◆ TASK TO COMPLETE:
Give every line of the data again, unchanged, but with no pictures.
▬▬▬▬▬▬
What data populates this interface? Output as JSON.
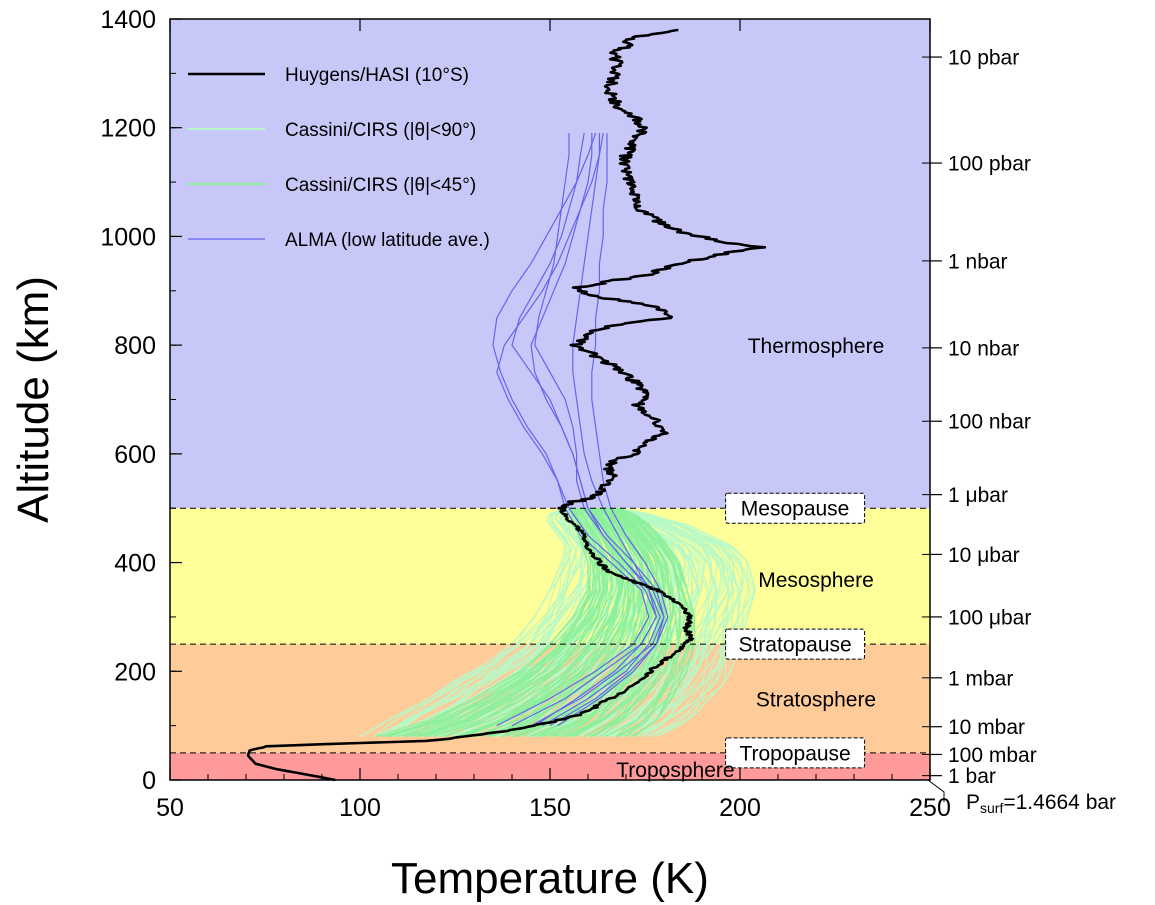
{
  "chart_data": {
    "type": "line",
    "xlabel": "Temperature (K)",
    "ylabel": "Altitude (km)",
    "xlim": [
      50,
      250
    ],
    "ylim": [
      0,
      1400
    ],
    "x_ticks": [
      50,
      100,
      150,
      200,
      250
    ],
    "y_ticks": [
      0,
      200,
      400,
      600,
      800,
      1000,
      1200,
      1400
    ],
    "grid": false,
    "legend_position": "top-left",
    "regions": [
      {
        "name": "Troposphere",
        "ymin": 0,
        "ymax": 50,
        "color": "#ff9a9a"
      },
      {
        "name": "Stratosphere",
        "ymin": 50,
        "ymax": 250,
        "color": "#ffcc99"
      },
      {
        "name": "Mesosphere",
        "ymin": 250,
        "ymax": 500,
        "color": "#ffff99"
      },
      {
        "name": "Thermosphere",
        "ymin": 500,
        "ymax": 1400,
        "color": "#c8c8f8"
      }
    ],
    "region_labels": [
      {
        "text": "Thermosphere",
        "x": 220,
        "y": 800
      },
      {
        "text": "Mesosphere",
        "x": 220,
        "y": 370
      },
      {
        "text": "Stratosphere",
        "x": 220,
        "y": 150
      },
      {
        "text": "Troposphere",
        "x": 183,
        "y": 20
      }
    ],
    "boundaries": [
      {
        "name": "Mesopause",
        "y": 500
      },
      {
        "name": "Stratopause",
        "y": 250
      },
      {
        "name": "Tropopause",
        "y": 50
      }
    ],
    "pressure_axis": [
      {
        "label": "10 pbar",
        "y": 1330
      },
      {
        "label": "100 pbar",
        "y": 1135
      },
      {
        "label": "1 nbar",
        "y": 955
      },
      {
        "label": "10 nbar",
        "y": 795
      },
      {
        "label": "100 nbar",
        "y": 660
      },
      {
        "label": "1 μbar",
        "y": 525
      },
      {
        "label": "10 μbar",
        "y": 415
      },
      {
        "label": "100 μbar",
        "y": 300
      },
      {
        "label": "1 mbar",
        "y": 188
      },
      {
        "label": "10 mbar",
        "y": 98
      },
      {
        "label": "100 mbar",
        "y": 47
      },
      {
        "label": "1 bar",
        "y": 8
      }
    ],
    "surface_label": {
      "prefix": "P",
      "subscript": "surf",
      "suffix": "=1.4664 bar"
    },
    "series": [
      {
        "name": "Huygens/HASI (10°S)",
        "color": "#000000",
        "x": [
          93.5,
          86,
          78,
          72.5,
          70.5,
          71,
          76,
          92,
          118,
          128,
          138,
          146,
          152,
          158,
          162,
          166,
          172,
          178,
          184,
          187,
          186,
          187,
          183,
          178,
          172,
          166,
          163,
          161,
          159,
          158,
          155,
          153,
          155,
          162,
          164,
          166,
          165,
          172,
          175,
          180,
          178,
          175,
          173,
          176,
          174,
          171,
          167,
          162,
          159,
          157,
          158,
          163,
          170,
          176,
          182,
          180,
          177,
          172,
          166,
          162,
          160,
          158,
          157,
          160,
          168,
          176,
          180,
          184,
          190,
          197,
          205,
          200,
          192,
          184,
          178,
          174,
          172,
          170,
          170,
          173,
          175,
          172,
          168,
          166,
          166,
          167,
          168,
          166,
          172,
          170,
          175,
          183
        ],
        "y": [
          0,
          10,
          20,
          30,
          45,
          55,
          62,
          66,
          72,
          80,
          90,
          100,
          110,
          120,
          135,
          150,
          175,
          210,
          240,
          260,
          280,
          300,
          330,
          350,
          365,
          380,
          400,
          420,
          440,
          460,
          480,
          500,
          510,
          520,
          540,
          560,
          580,
          600,
          620,
          640,
          660,
          680,
          690,
          700,
          720,
          740,
          760,
          780,
          790,
          800,
          810,
          830,
          840,
          845,
          850,
          860,
          870,
          880,
          885,
          890,
          895,
          900,
          905,
          910,
          920,
          930,
          940,
          950,
          960,
          970,
          980,
          985,
          995,
          1010,
          1030,
          1050,
          1080,
          1110,
          1150,
          1180,
          1200,
          1220,
          1240,
          1260,
          1280,
          1300,
          1320,
          1340,
          1350,
          1360,
          1370,
          1380
        ]
      },
      {
        "name": "Cassini/CIRS (|θ|<90°)",
        "color": "#b8f8c8",
        "band_min": [
          100,
          105,
          110,
          118,
          124,
          132,
          140,
          146,
          150,
          153,
          154,
          152,
          150,
          149,
          150,
          152,
          154,
          156
        ],
        "band_max": [
          178,
          184,
          188,
          192,
          196,
          198,
          200,
          202,
          204,
          202,
          198,
          192,
          186,
          180,
          176,
          172,
          168,
          165
        ],
        "y": [
          80,
          100,
          120,
          150,
          180,
          210,
          250,
          300,
          350,
          400,
          430,
          450,
          470,
          480,
          490,
          495,
          500,
          505
        ]
      },
      {
        "name": "Cassini/CIRS (|θ|<45°)",
        "color": "#8cf09a",
        "band_min": [
          104,
          118,
          130,
          142,
          150,
          156,
          160,
          160,
          158,
          156,
          155,
          155
        ],
        "band_max": [
          172,
          178,
          182,
          186,
          188,
          188,
          186,
          184,
          180,
          176,
          172,
          168
        ],
        "y": [
          80,
          110,
          150,
          200,
          250,
          300,
          350,
          400,
          440,
          470,
          490,
          500
        ]
      },
      {
        "name": "ALMA (low latitude ave.)",
        "color": "#6464ee",
        "y": [
          100,
          150,
          200,
          250,
          300,
          350,
          400,
          450,
          500,
          550,
          600,
          650,
          700,
          750,
          800,
          850,
          900,
          950,
          1000,
          1050,
          1100,
          1150,
          1190
        ],
        "profiles": [
          [
            136,
            150,
            162,
            172,
            176,
            174,
            166,
            158,
            154,
            152,
            149,
            144,
            140,
            137,
            135,
            136,
            140,
            145,
            149,
            153,
            157,
            160,
            162
          ],
          [
            140,
            154,
            164,
            174,
            178,
            175,
            168,
            160,
            155,
            152,
            148,
            143,
            139,
            136,
            138,
            143,
            148,
            152,
            155,
            158,
            161,
            163,
            164
          ],
          [
            145,
            158,
            168,
            177,
            180,
            178,
            172,
            165,
            160,
            158,
            156,
            153,
            150,
            145,
            140,
            142,
            146,
            150,
            153,
            155,
            157,
            158,
            159
          ],
          [
            150,
            162,
            171,
            178,
            180,
            177,
            170,
            164,
            159,
            157,
            157,
            156,
            154,
            150,
            146,
            147,
            149,
            151,
            152,
            153,
            154,
            155,
            155
          ],
          [
            148,
            160,
            170,
            176,
            179,
            176,
            172,
            168,
            164,
            161,
            159,
            158,
            157,
            156,
            156,
            157,
            158,
            159,
            160,
            161,
            162,
            163,
            163
          ],
          [
            152,
            163,
            172,
            178,
            181,
            179,
            175,
            170,
            166,
            164,
            163,
            162,
            161,
            161,
            162,
            162,
            163,
            163,
            164,
            164,
            165,
            165,
            165
          ],
          [
            146,
            157,
            167,
            174,
            178,
            176,
            170,
            164,
            160,
            158,
            156,
            153,
            149,
            146,
            145,
            148,
            151,
            154,
            156,
            158,
            160,
            161,
            161
          ]
        ]
      }
    ]
  }
}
▬▬▬▬▬▬
◆ TASK OUTPUT:
What data populates this interface? Output as JSON.
{
  "chart_data": {
    "type": "line",
    "xlabel": "Temperature (K)",
    "ylabel": "Altitude (km)",
    "xlim": [
      50,
      250
    ],
    "ylim": [
      0,
      1400
    ],
    "x_ticks": [
      50,
      100,
      150,
      200,
      250
    ],
    "y_ticks": [
      0,
      200,
      400,
      600,
      800,
      1000,
      1200,
      1400
    ],
    "grid": false,
    "legend_position": "top-left",
    "regions": [
      {
        "name": "Troposphere",
        "ymin": 0,
        "ymax": 50,
        "color": "#ff9a9a"
      },
      {
        "name": "Stratosphere",
        "ymin": 50,
        "ymax": 250,
        "color": "#ffcc99"
      },
      {
        "name": "Mesosphere",
        "ymin": 250,
        "ymax": 500,
        "color": "#ffff99"
      },
      {
        "name": "Thermosphere",
        "ymin": 500,
        "ymax": 1400,
        "color": "#c8c8f8"
      }
    ],
    "region_labels": [
      {
        "text": "Thermosphere",
        "x": 220,
        "y": 800
      },
      {
        "text": "Mesosphere",
        "x": 220,
        "y": 370
      },
      {
        "text": "Stratosphere",
        "x": 220,
        "y": 150
      },
      {
        "text": "Troposphere",
        "x": 183,
        "y": 20
      }
    ],
    "boundaries": [
      {
        "name": "Mesopause",
        "y": 500
      },
      {
        "name": "Stratopause",
        "y": 250
      },
      {
        "name": "Tropopause",
        "y": 50
      }
    ],
    "pressure_axis": [
      {
        "label": "10 pbar",
        "y": 1330
      },
      {
        "label": "100 pbar",
        "y": 1135
      },
      {
        "label": "1 nbar",
        "y": 955
      },
      {
        "label": "10 nbar",
        "y": 795
      },
      {
        "label": "100 nbar",
        "y": 660
      },
      {
        "label": "1 μbar",
        "y": 525
      },
      {
        "label": "10 μbar",
        "y": 415
      },
      {
        "label": "100 μbar",
        "y": 300
      },
      {
        "label": "1 mbar",
        "y": 188
      },
      {
        "label": "10 mbar",
        "y": 98
      },
      {
        "label": "100 mbar",
        "y": 47
      },
      {
        "label": "1 bar",
        "y": 8
      }
    ],
    "surface_label": {
      "prefix": "P",
      "subscript": "surf",
      "suffix": "=1.4664 bar"
    },
    "series": [
      {
        "name": "Huygens/HASI (10°S)",
        "color": "#000000",
        "x": [
          93.5,
          86,
          78,
          72.5,
          70.5,
          71,
          76,
          92,
          118,
          128,
          138,
          146,
          152,
          158,
          162,
          166,
          172,
          178,
          184,
          187,
          186,
          187,
          183,
          178,
          172,
          166,
          163,
          161,
          159,
          158,
          155,
          153,
          155,
          162,
          164,
          166,
          165,
          172,
          175,
          180,
          178,
          175,
          173,
          176,
          174,
          171,
          167,
          162,
          159,
          157,
          158,
          163,
          170,
          176,
          182,
          180,
          177,
          172,
          166,
          162,
          160,
          158,
          157,
          160,
          168,
          176,
          180,
          184,
          190,
          197,
          205,
          200,
          192,
          184,
          178,
          174,
          172,
          170,
          170,
          173,
          175,
          172,
          168,
          166,
          166,
          167,
          168,
          166,
          172,
          170,
          175,
          183
        ],
        "y": [
          0,
          10,
          20,
          30,
          45,
          55,
          62,
          66,
          72,
          80,
          90,
          100,
          110,
          120,
          135,
          150,
          175,
          210,
          240,
          260,
          280,
          300,
          330,
          350,
          365,
          380,
          400,
          420,
          440,
          460,
          480,
          500,
          510,
          520,
          540,
          560,
          580,
          600,
          620,
          640,
          660,
          680,
          690,
          700,
          720,
          740,
          760,
          780,
          790,
          800,
          810,
          830,
          840,
          845,
          850,
          860,
          870,
          880,
          885,
          890,
          895,
          900,
          905,
          910,
          920,
          930,
          940,
          950,
          960,
          970,
          980,
          985,
          995,
          1010,
          1030,
          1050,
          1080,
          1110,
          1150,
          1180,
          1200,
          1220,
          1240,
          1260,
          1280,
          1300,
          1320,
          1340,
          1350,
          1360,
          1370,
          1380
        ]
      },
      {
        "name": "Cassini/CIRS (|θ|<90°)",
        "color": "#b8f8c8",
        "band_min": [
          100,
          105,
          110,
          118,
          124,
          132,
          140,
          146,
          150,
          153,
          154,
          152,
          150,
          149,
          150,
          152,
          154,
          156
        ],
        "band_max": [
          178,
          184,
          188,
          192,
          196,
          198,
          200,
          202,
          204,
          202,
          198,
          192,
          186,
          180,
          176,
          172,
          168,
          165
        ],
        "y": [
          80,
          100,
          120,
          150,
          180,
          210,
          250,
          300,
          350,
          400,
          430,
          450,
          470,
          480,
          490,
          495,
          500,
          505
        ]
      },
      {
        "name": "Cassini/CIRS (|θ|<45°)",
        "color": "#8cf09a",
        "band_min": [
          104,
          118,
          130,
          142,
          150,
          156,
          160,
          160,
          158,
          156,
          155,
          155
        ],
        "band_max": [
          172,
          178,
          182,
          186,
          188,
          188,
          186,
          184,
          180,
          176,
          172,
          168
        ],
        "y": [
          80,
          110,
          150,
          200,
          250,
          300,
          350,
          400,
          440,
          470,
          490,
          500
        ]
      },
      {
        "name": "ALMA (low latitude ave.)",
        "color": "#6464ee",
        "y": [
          100,
          150,
          200,
          250,
          300,
          350,
          400,
          450,
          500,
          550,
          600,
          650,
          700,
          750,
          800,
          850,
          900,
          950,
          1000,
          1050,
          1100,
          1150,
          1190
        ],
        "profiles": [
          [
            136,
            150,
            162,
            172,
            176,
            174,
            166,
            158,
            154,
            152,
            149,
            144,
            140,
            137,
            135,
            136,
            140,
            145,
            149,
            153,
            157,
            160,
            162
          ],
          [
            140,
            154,
            164,
            174,
            178,
            175,
            168,
            160,
            155,
            152,
            148,
            143,
            139,
            136,
            138,
            143,
            148,
            152,
            155,
            158,
            161,
            163,
            164
          ],
          [
            145,
            158,
            168,
            177,
            180,
            178,
            172,
            165,
            160,
            158,
            156,
            153,
            150,
            145,
            140,
            142,
            146,
            150,
            153,
            155,
            157,
            158,
            159
          ],
          [
            150,
            162,
            171,
            178,
            180,
            177,
            170,
            164,
            159,
            157,
            157,
            156,
            154,
            150,
            146,
            147,
            149,
            151,
            152,
            153,
            154,
            155,
            155
          ],
          [
            148,
            160,
            170,
            176,
            179,
            176,
            172,
            168,
            164,
            161,
            159,
            158,
            157,
            156,
            156,
            157,
            158,
            159,
            160,
            161,
            162,
            163,
            163
          ],
          [
            152,
            163,
            172,
            178,
            181,
            179,
            175,
            170,
            166,
            164,
            163,
            162,
            161,
            161,
            162,
            162,
            163,
            163,
            164,
            164,
            165,
            165,
            165
          ],
          [
            146,
            157,
            167,
            174,
            178,
            176,
            170,
            164,
            160,
            158,
            156,
            153,
            149,
            146,
            145,
            148,
            151,
            154,
            156,
            158,
            160,
            161,
            161
          ]
        ]
      }
    ]
  }
}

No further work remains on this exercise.